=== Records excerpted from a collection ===
──────
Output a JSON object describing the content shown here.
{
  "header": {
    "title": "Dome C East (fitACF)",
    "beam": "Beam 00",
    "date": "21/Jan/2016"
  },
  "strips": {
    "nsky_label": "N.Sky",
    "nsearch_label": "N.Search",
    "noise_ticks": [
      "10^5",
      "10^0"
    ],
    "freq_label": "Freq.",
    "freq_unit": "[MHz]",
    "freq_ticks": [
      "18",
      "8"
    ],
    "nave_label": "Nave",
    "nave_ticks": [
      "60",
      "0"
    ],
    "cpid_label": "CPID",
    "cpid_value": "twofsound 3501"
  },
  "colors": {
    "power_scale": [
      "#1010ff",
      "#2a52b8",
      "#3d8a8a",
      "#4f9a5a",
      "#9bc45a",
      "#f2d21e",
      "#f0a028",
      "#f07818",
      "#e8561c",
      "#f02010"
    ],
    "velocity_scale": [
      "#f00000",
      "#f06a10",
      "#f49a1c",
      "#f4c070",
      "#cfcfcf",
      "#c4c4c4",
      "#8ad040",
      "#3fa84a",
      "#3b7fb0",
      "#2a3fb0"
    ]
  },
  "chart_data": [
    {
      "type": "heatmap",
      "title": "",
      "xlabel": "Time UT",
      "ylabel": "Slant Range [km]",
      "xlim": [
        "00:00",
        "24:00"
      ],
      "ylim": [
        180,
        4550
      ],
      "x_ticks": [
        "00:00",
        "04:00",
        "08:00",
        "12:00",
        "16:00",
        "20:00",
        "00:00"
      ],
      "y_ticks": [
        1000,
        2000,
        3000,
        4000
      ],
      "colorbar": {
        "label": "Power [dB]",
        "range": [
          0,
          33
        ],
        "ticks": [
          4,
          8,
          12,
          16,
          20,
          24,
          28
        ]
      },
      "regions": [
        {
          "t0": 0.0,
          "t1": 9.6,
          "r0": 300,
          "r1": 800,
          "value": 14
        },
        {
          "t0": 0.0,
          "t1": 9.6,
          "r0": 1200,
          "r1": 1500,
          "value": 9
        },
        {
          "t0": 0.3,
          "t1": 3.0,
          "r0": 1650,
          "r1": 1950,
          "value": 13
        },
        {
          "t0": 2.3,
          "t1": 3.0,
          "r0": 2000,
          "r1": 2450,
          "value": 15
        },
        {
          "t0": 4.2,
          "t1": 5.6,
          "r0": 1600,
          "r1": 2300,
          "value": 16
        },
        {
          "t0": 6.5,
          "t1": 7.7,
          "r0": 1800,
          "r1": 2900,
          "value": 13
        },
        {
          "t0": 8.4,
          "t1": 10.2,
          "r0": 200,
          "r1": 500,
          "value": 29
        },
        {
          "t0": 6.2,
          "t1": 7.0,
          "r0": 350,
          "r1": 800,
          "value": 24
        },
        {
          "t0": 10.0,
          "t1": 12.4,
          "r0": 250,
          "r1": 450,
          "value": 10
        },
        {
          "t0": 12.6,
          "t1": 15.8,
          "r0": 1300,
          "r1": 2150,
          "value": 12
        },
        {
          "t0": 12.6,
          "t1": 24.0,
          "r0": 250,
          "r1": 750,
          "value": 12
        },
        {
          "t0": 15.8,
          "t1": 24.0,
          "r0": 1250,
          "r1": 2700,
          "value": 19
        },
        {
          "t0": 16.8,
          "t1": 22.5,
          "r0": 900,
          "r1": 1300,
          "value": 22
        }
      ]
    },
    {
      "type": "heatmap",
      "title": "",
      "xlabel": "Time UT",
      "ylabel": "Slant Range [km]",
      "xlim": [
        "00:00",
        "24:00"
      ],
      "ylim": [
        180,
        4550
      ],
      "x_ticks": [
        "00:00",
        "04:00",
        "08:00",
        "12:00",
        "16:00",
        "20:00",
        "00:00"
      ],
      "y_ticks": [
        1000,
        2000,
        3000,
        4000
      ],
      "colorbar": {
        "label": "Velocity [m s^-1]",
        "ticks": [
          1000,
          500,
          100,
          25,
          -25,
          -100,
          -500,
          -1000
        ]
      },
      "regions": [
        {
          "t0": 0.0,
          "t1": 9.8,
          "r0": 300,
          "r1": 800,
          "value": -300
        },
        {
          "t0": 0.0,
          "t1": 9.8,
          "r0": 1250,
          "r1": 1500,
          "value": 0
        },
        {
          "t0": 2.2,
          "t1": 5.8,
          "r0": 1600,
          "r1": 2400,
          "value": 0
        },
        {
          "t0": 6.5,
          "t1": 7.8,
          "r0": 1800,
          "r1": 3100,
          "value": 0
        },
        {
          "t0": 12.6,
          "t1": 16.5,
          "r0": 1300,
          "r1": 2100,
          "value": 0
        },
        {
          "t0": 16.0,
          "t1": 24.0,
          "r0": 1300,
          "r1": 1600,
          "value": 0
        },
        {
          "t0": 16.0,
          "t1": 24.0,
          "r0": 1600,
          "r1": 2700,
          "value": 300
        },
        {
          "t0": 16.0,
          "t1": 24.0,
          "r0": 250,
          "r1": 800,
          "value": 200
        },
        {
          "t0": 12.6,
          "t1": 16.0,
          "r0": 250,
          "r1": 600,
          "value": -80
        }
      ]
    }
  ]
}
──────
=== Your task ===
Restate the whole listing exactly, leaving out nothing.

=== Result of the task ===
Output a JSON object describing the content shown here.
{
  "header": {
    "title": "Dome C East (fitACF)",
    "beam": "Beam 00",
    "date": "21/Jan/2016"
  },
  "strips": {
    "nsky_label": "N.Sky",
    "nsearch_label": "N.Search",
    "noise_ticks": [
      "10^5",
      "10^0"
    ],
    "freq_label": "Freq.",
    "freq_unit": "[MHz]",
    "freq_ticks": [
      "18",
      "8"
    ],
    "nave_label": "Nave",
    "nave_ticks": [
      "60",
      "0"
    ],
    "cpid_label": "CPID",
    "cpid_value": "twofsound 3501"
  },
  "colors": {
    "power_scale": [
      "#1010ff",
      "#2a52b8",
      "#3d8a8a",
      "#4f9a5a",
      "#9bc45a",
      "#f2d21e",
      "#f0a028",
      "#f07818",
      "#e8561c",
      "#f02010"
    ],
    "velocity_scale": [
      "#f00000",
      "#f06a10",
      "#f49a1c",
      "#f4c070",
      "#cfcfcf",
      "#c4c4c4",
      "#8ad040",
      "#3fa84a",
      "#3b7fb0",
      "#2a3fb0"
    ]
  },
  "chart_data": [
    {
      "type": "heatmap",
      "title": "",
      "xlabel": "Time UT",
      "ylabel": "Slant Range [km]",
      "xlim": [
        "00:00",
        "24:00"
      ],
      "ylim": [
        180,
        4550
      ],
      "x_ticks": [
        "00:00",
        "04:00",
        "08:00",
        "12:00",
        "16:00",
        "20:00",
        "00:00"
      ],
      "y_ticks": [
        1000,
        2000,
        3000,
        4000
      ],
      "colorbar": {
        "label": "Power [dB]",
        "range": [
          0,
          33
        ],
        "ticks": [
          4,
          8,
          12,
          16,
          20,
          24,
          28
        ]
      },
      "regions": [
        {
          "t0": 0.0,
          "t1": 9.6,
          "r0": 300,
          "r1": 800,
          "value": 14
        },
        {
          "t0": 0.0,
          "t1": 9.6,
          "r0": 1200,
          "r1": 1500,
          "value": 9
        },
        {
          "t0": 0.3,
          "t1": 3.0,
          "r0": 1650,
          "r1": 1950,
          "value": 13
        },
        {
          "t0": 2.3,
          "t1": 3.0,
          "r0": 2000,
          "r1": 2450,
          "value": 15
        },
        {
          "t0": 4.2,
          "t1": 5.6,
          "r0": 1600,
          "r1": 2300,
          "value": 16
        },
        {
          "t0": 6.5,
          "t1": 7.7,
          "r0": 1800,
          "r1": 2900,
          "value": 13
        },
        {
          "t0": 8.4,
          "t1": 10.2,
          "r0": 200,
          "r1": 500,
          "value": 29
        },
        {
          "t0": 6.2,
          "t1": 7.0,
          "r0": 350,
          "r1": 800,
          "value": 24
        },
        {
          "t0": 10.0,
          "t1": 12.4,
          "r0": 250,
          "r1": 450,
          "value": 10
        },
        {
          "t0": 12.6,
          "t1": 15.8,
          "r0": 1300,
          "r1": 2150,
          "value": 12
        },
        {
          "t0": 12.6,
          "t1": 24.0,
          "r0": 250,
          "r1": 750,
          "value": 12
        },
        {
          "t0": 15.8,
          "t1": 24.0,
          "r0": 1250,
          "r1": 2700,
          "value": 19
        },
        {
          "t0": 16.8,
          "t1": 22.5,
          "r0": 900,
          "r1": 1300,
          "value": 22
        }
      ]
    },
    {
      "type": "heatmap",
      "title": "",
      "xlabel": "Time UT",
      "ylabel": "Slant Range [km]",
      "xlim": [
        "00:00",
        "24:00"
      ],
      "ylim": [
        180,
        4550
      ],
      "x_ticks": [
        "00:00",
        "04:00",
        "08:00",
        "12:00",
        "16:00",
        "20:00",
        "00:00"
      ],
      "y_ticks": [
        1000,
        2000,
        3000,
        4000
      ],
      "colorbar": {
        "label": "Velocity [m s^-1]",
        "ticks": [
          1000,
          500,
          100,
          25,
          -25,
          -100,
          -500,
          -1000
        ]
      },
      "regions": [
        {
          "t0": 0.0,
          "t1": 9.8,
          "r0": 300,
          "r1": 800,
          "value": -300
        },
        {
          "t0": 0.0,
          "t1": 9.8,
          "r0": 1250,
          "r1": 1500,
          "value": 0
        },
        {
          "t0": 2.2,
          "t1": 5.8,
          "r0": 1600,
          "r1": 2400,
          "value": 0
        },
        {
          "t0": 6.5,
          "t1": 7.8,
          "r0": 1800,
          "r1": 3100,
          "value": 0
        },
        {
          "t0": 12.6,
          "t1": 16.5,
          "r0": 1300,
          "r1": 2100,
          "value": 0
        },
        {
          "t0": 16.0,
          "t1": 24.0,
          "r0": 1300,
          "r1": 1600,
          "value": 0
        },
        {
          "t0": 16.0,
          "t1": 24.0,
          "r0": 1600,
          "r1": 2700,
          "value": 300
        },
        {
          "t0": 16.0,
          "t1": 24.0,
          "r0": 250,
          "r1": 800,
          "value": 200
        },
        {
          "t0": 12.6,
          "t1": 16.0,
          "r0": 250,
          "r1": 600,
          "value": -80
        }
      ]
    }
  ]
}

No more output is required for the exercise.